> [REQUIREMENTS]:
Could you repeat the records below exactly, leaving out any pictures?

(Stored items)
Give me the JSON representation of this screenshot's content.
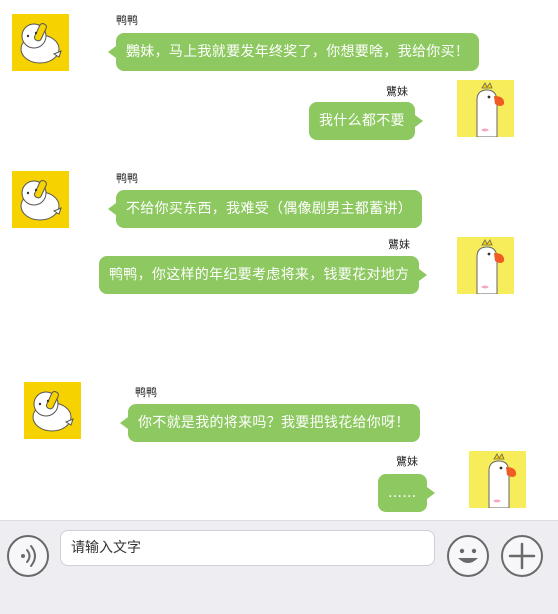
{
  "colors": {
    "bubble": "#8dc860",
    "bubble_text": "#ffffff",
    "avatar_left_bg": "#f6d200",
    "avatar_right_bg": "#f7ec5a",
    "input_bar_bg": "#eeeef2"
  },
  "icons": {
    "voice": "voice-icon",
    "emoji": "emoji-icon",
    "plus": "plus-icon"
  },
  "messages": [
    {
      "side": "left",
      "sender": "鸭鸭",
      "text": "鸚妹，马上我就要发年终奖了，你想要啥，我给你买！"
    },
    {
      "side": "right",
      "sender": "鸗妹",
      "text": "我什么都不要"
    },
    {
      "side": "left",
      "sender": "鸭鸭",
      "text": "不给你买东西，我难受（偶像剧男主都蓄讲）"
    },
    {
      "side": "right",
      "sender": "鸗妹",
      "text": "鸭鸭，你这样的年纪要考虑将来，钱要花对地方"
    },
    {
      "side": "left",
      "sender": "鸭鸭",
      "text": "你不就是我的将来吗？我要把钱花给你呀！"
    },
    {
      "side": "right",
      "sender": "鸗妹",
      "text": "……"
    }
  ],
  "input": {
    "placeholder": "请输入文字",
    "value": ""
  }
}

> [RESULT OF THIS EXERCISE]:
Give me the JSON representation of this screenshot's content.
{
  "colors": {
    "bubble": "#8dc860",
    "bubble_text": "#ffffff",
    "avatar_left_bg": "#f6d200",
    "avatar_right_bg": "#f7ec5a",
    "input_bar_bg": "#eeeef2"
  },
  "icons": {
    "voice": "voice-icon",
    "emoji": "emoji-icon",
    "plus": "plus-icon"
  },
  "messages": [
    {
      "side": "left",
      "sender": "鸭鸭",
      "text": "鸚妹，马上我就要发年终奖了，你想要啥，我给你买！"
    },
    {
      "side": "right",
      "sender": "鸗妹",
      "text": "我什么都不要"
    },
    {
      "side": "left",
      "sender": "鸭鸭",
      "text": "不给你买东西，我难受（偶像剧男主都蓄讲）"
    },
    {
      "side": "right",
      "sender": "鸗妹",
      "text": "鸭鸭，你这样的年纪要考虑将来，钱要花对地方"
    },
    {
      "side": "left",
      "sender": "鸭鸭",
      "text": "你不就是我的将来吗？我要把钱花给你呀！"
    },
    {
      "side": "right",
      "sender": "鸗妹",
      "text": "……"
    }
  ],
  "input": {
    "placeholder": "请输入文字",
    "value": ""
  }
}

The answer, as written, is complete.